_Given task_
Using the listing below, copy every line that mentions "Falling".

╔══

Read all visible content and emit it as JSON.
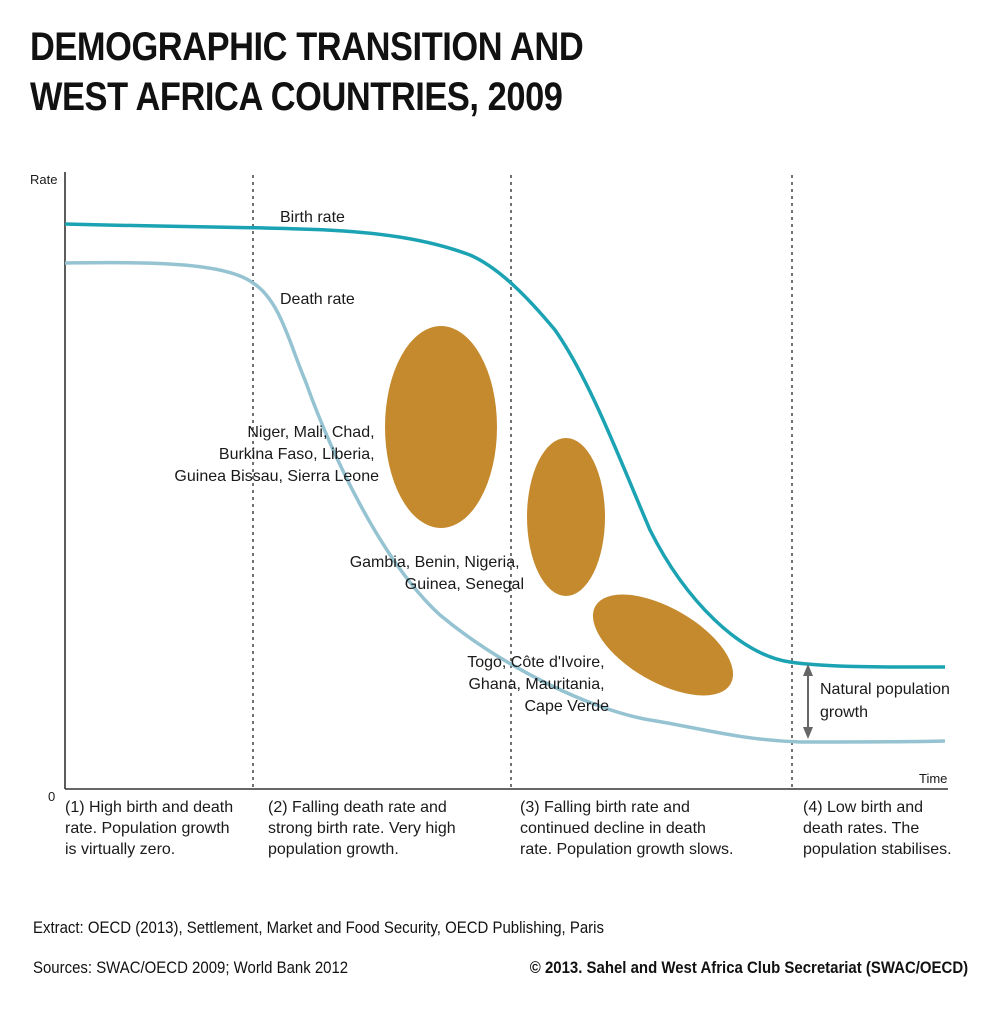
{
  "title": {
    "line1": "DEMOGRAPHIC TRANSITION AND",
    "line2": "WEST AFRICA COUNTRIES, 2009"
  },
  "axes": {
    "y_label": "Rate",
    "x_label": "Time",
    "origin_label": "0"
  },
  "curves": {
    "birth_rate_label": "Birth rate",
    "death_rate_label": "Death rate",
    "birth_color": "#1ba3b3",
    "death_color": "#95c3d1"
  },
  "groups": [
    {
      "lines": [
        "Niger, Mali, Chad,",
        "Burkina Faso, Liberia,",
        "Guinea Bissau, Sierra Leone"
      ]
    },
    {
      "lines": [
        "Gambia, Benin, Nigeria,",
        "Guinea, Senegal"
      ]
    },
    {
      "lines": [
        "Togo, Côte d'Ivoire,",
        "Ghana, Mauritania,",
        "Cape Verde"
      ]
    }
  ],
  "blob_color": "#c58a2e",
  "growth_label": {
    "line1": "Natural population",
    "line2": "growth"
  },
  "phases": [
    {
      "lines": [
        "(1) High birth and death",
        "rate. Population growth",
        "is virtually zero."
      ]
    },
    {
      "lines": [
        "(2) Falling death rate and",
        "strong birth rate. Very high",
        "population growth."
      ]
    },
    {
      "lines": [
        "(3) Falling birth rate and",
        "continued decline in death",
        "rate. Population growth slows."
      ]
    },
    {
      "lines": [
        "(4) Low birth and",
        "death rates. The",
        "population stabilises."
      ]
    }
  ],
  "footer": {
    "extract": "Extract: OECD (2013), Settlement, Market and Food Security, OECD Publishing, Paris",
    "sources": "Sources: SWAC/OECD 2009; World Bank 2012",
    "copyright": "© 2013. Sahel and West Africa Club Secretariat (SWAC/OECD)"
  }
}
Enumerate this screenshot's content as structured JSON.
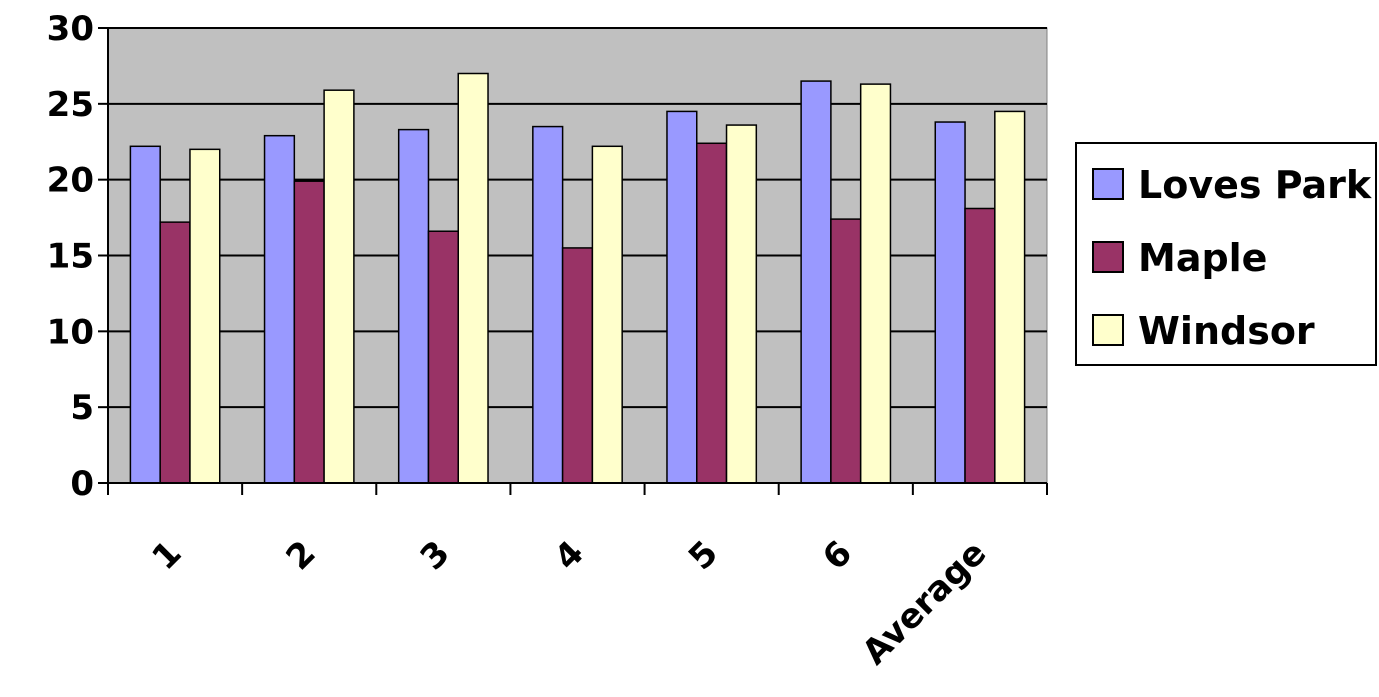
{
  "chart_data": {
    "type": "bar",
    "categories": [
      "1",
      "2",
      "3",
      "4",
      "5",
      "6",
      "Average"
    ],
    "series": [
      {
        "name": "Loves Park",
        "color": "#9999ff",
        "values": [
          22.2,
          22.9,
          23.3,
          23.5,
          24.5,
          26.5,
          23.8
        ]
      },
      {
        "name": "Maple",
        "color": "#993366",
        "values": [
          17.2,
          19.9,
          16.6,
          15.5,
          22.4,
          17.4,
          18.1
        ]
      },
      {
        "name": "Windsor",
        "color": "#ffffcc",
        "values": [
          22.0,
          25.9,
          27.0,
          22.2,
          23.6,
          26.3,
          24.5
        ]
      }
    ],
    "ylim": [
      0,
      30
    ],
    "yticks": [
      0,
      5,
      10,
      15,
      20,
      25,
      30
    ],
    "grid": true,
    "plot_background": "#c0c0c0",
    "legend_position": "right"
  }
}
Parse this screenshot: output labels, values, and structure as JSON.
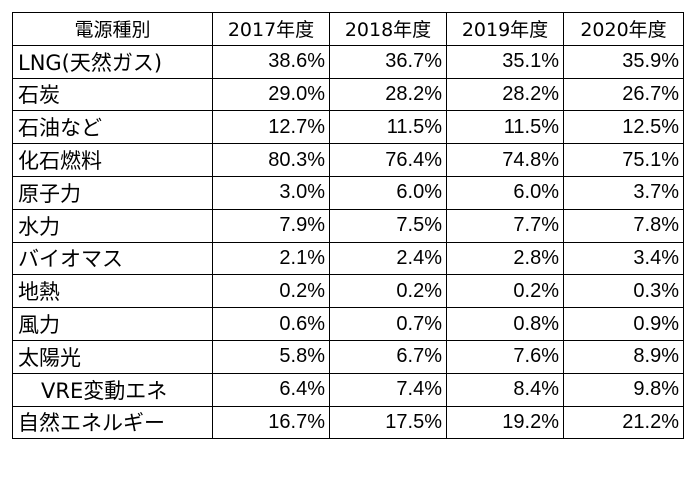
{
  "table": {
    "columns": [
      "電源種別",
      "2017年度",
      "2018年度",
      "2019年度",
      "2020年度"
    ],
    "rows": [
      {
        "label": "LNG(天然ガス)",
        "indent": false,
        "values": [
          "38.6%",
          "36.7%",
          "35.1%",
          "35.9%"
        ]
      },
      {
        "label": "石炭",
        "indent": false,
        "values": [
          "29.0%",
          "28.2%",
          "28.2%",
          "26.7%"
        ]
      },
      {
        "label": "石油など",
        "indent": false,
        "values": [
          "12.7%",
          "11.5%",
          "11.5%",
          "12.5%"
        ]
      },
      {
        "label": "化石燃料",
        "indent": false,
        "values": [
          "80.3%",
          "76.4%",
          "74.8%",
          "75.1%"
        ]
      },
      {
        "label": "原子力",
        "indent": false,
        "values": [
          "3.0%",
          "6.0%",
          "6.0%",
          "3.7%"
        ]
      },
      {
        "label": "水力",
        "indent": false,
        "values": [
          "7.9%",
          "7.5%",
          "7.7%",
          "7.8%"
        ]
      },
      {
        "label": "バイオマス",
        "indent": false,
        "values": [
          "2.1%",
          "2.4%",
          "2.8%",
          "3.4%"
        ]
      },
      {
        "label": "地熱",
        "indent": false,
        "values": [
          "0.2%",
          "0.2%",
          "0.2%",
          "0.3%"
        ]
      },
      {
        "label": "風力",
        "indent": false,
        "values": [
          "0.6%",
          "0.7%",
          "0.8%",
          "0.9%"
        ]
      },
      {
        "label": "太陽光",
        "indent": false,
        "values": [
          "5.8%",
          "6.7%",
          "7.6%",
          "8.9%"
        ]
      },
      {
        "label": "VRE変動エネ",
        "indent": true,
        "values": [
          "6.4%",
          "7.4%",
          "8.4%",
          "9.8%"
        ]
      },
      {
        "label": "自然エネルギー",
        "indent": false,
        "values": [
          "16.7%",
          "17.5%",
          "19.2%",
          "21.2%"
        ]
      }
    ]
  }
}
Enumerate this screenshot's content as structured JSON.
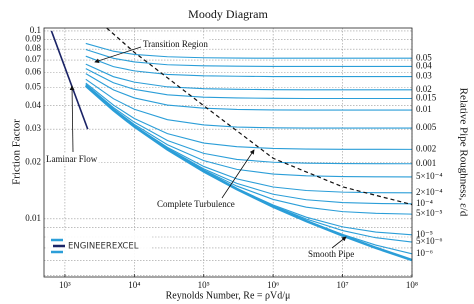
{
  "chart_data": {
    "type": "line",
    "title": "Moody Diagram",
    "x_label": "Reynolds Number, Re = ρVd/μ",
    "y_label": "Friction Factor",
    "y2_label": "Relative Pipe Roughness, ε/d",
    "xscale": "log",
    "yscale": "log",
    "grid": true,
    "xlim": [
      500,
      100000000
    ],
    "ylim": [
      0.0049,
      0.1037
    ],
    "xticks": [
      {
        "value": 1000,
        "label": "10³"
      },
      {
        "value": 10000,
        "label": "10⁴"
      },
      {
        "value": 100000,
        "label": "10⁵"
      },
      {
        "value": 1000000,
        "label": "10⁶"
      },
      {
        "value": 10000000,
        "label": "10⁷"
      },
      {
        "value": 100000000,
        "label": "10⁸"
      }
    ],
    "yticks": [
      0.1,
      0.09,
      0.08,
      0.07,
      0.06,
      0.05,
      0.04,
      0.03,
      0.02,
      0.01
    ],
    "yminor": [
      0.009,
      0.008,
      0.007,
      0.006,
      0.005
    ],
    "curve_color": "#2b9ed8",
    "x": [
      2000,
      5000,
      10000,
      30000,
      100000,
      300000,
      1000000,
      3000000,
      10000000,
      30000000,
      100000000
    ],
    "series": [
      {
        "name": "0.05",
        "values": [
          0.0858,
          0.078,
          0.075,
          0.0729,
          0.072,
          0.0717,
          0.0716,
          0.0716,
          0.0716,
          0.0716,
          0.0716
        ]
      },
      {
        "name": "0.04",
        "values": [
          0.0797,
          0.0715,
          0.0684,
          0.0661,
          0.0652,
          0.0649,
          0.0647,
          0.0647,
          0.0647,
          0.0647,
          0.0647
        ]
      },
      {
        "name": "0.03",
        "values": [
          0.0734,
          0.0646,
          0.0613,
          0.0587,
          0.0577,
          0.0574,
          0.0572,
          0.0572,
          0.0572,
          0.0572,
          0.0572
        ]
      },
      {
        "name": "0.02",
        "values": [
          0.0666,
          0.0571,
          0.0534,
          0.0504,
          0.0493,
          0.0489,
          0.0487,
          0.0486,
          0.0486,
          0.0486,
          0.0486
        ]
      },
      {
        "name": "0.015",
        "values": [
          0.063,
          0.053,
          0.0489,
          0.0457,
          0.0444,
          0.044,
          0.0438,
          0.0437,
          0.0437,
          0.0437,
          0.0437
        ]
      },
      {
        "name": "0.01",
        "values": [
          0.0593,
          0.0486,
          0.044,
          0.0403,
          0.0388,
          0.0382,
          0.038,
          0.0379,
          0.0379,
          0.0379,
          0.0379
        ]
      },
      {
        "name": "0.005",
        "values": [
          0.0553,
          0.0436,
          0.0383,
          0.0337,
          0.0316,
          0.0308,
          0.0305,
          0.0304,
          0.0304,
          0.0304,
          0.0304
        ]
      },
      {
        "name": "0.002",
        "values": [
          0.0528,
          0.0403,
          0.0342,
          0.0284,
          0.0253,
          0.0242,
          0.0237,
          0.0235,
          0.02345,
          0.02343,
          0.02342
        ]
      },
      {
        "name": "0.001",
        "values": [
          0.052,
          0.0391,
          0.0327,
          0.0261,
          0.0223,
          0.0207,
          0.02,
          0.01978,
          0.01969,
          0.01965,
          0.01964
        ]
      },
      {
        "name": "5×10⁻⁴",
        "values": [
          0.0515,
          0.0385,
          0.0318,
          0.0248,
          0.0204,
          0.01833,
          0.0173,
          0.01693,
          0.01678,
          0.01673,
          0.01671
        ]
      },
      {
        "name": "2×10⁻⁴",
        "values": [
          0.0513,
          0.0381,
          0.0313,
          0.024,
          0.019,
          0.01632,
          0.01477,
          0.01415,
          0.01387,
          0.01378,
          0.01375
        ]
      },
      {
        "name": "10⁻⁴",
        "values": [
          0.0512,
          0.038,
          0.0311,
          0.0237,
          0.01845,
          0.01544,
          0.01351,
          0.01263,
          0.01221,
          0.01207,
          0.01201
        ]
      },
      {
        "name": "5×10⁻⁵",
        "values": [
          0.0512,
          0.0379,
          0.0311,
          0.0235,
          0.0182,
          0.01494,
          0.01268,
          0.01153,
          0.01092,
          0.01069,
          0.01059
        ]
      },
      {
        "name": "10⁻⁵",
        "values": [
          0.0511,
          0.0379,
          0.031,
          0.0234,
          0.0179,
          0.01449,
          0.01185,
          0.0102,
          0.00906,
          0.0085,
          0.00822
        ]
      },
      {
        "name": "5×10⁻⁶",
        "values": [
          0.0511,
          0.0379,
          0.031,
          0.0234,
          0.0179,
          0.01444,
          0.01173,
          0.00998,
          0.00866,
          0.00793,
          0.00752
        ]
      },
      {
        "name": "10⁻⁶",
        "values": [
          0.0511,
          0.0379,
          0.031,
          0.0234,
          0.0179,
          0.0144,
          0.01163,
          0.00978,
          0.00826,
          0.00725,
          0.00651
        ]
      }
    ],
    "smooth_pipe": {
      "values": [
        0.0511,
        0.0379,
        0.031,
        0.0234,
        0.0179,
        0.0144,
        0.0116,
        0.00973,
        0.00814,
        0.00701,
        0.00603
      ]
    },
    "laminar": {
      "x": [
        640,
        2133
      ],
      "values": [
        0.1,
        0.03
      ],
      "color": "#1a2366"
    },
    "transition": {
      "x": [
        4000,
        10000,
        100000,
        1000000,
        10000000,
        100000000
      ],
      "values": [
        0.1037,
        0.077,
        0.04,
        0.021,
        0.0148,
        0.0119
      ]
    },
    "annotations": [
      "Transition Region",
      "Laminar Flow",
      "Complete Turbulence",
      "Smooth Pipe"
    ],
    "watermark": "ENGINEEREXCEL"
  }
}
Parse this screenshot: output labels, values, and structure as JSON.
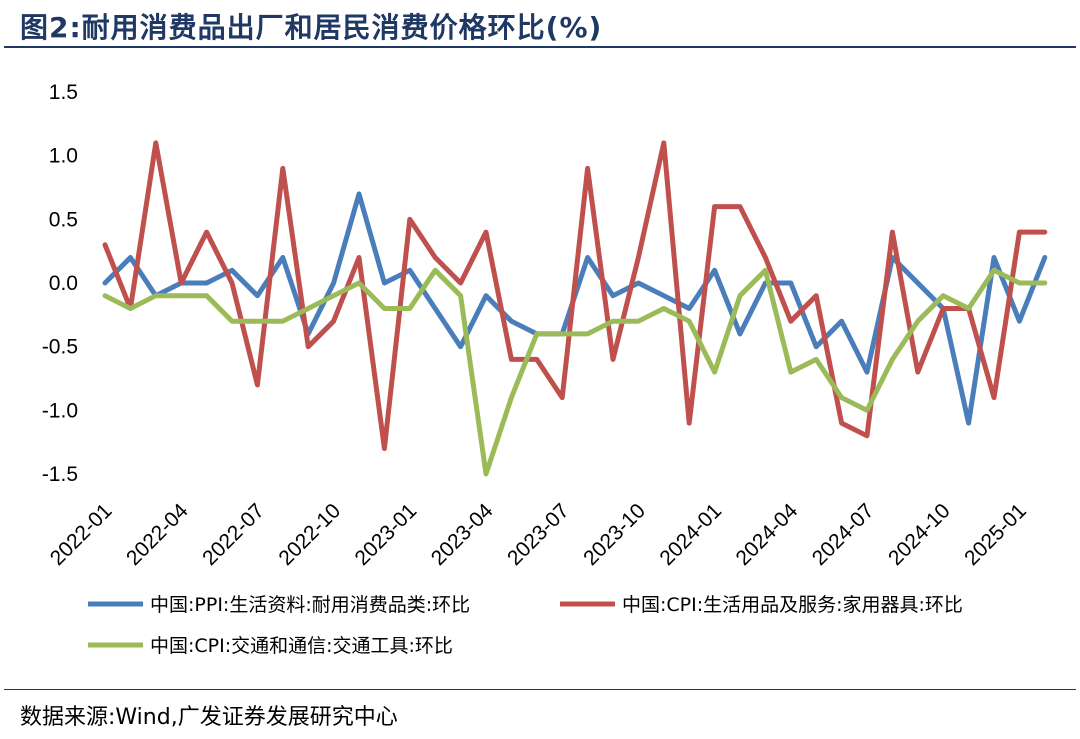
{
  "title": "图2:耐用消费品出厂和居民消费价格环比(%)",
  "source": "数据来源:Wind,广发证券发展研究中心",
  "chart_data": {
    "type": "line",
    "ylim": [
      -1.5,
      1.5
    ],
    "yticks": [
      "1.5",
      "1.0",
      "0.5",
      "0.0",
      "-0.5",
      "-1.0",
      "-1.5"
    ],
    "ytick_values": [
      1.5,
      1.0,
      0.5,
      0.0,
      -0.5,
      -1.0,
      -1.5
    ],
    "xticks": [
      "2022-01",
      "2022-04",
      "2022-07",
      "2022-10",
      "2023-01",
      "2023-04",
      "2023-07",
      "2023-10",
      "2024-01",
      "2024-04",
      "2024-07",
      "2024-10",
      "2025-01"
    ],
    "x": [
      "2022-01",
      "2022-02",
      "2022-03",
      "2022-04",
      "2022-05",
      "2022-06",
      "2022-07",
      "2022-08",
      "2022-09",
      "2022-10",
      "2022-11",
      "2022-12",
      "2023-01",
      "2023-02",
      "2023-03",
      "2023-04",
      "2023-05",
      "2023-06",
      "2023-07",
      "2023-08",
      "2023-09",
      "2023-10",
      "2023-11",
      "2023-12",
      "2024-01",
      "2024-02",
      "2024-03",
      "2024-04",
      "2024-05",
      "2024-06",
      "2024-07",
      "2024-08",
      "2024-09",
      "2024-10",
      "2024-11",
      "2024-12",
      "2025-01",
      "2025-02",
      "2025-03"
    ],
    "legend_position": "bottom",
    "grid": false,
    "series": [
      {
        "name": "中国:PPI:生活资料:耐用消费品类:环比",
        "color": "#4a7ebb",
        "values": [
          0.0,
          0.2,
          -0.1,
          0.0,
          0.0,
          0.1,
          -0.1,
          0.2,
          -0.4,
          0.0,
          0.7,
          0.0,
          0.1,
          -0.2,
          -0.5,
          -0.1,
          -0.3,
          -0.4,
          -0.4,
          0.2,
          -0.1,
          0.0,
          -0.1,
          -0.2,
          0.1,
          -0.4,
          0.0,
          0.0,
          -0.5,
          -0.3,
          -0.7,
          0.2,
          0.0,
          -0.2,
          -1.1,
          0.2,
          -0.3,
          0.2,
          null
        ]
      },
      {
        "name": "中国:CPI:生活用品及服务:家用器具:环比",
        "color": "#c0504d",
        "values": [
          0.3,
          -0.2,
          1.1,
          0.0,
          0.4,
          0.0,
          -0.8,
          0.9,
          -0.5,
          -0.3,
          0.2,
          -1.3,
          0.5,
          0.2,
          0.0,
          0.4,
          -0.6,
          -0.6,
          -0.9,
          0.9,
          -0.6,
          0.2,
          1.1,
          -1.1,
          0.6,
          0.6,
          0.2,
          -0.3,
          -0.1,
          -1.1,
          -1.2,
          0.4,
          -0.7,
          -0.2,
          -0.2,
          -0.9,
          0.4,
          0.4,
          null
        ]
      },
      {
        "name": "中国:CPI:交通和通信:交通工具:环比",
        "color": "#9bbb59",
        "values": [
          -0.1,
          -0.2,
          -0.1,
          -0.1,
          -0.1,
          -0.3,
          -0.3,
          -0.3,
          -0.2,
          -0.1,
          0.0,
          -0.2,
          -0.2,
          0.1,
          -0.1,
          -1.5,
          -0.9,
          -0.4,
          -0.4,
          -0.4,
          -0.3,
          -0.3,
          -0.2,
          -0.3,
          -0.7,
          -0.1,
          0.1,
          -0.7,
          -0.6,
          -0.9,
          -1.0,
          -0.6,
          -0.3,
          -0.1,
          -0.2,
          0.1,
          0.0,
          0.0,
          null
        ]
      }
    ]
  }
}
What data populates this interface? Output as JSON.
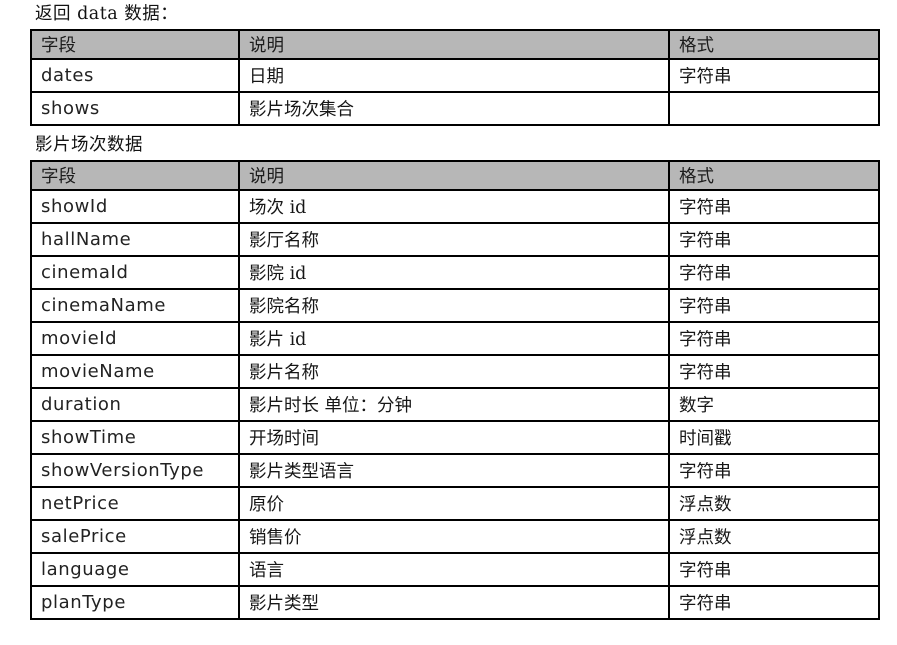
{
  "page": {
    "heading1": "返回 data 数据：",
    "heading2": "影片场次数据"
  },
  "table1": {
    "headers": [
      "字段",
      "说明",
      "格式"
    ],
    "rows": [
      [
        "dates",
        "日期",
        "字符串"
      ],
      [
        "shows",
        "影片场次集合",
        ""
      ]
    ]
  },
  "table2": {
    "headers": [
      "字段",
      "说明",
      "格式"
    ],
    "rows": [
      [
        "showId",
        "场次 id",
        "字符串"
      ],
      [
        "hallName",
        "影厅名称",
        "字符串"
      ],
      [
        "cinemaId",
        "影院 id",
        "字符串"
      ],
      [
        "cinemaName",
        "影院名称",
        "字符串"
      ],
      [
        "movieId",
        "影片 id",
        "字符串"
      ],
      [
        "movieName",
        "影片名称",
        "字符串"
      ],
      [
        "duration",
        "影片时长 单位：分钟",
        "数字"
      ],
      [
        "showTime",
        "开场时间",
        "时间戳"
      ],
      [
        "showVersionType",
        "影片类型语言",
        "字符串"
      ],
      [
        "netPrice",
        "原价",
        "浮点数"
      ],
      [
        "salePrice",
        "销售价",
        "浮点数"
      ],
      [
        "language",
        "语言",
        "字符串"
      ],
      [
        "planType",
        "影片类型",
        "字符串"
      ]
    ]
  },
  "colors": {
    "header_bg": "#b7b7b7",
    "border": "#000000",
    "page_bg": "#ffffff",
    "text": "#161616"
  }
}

╚══

_Reply_
        "(2) Falling death rate and",
        "(3) Falling birth rate and",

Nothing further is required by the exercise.